PROBLEM REQUIREMENTS:
Make a verbatim copy of the entries below; pictures stay out.

DATA FOR PROCESSING:
——
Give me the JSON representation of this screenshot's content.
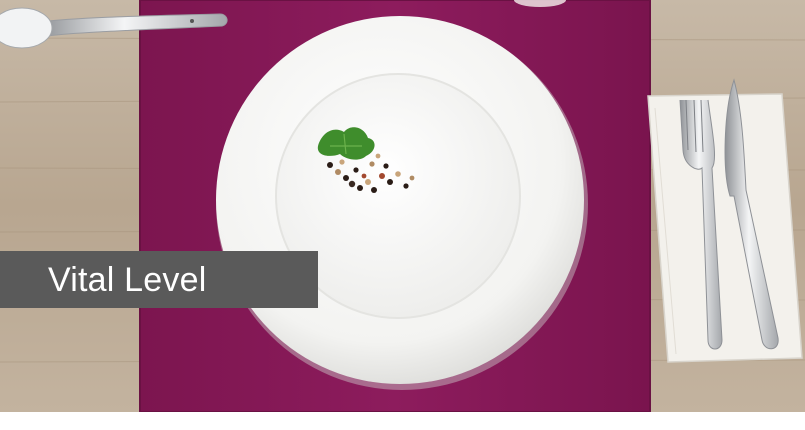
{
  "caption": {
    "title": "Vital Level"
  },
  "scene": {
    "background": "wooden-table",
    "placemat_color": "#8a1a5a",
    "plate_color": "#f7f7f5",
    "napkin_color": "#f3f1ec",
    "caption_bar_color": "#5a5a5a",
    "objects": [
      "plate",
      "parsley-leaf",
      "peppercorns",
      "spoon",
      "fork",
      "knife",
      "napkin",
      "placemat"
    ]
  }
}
——
TASK RESULT:
Give me the JSON representation of this screenshot's content.
{
  "caption": {
    "title": "Vital Level"
  },
  "scene": {
    "background": "wooden-table",
    "placemat_color": "#8a1a5a",
    "plate_color": "#f7f7f5",
    "napkin_color": "#f3f1ec",
    "caption_bar_color": "#5a5a5a",
    "objects": [
      "plate",
      "parsley-leaf",
      "peppercorns",
      "spoon",
      "fork",
      "knife",
      "napkin",
      "placemat"
    ]
  }
}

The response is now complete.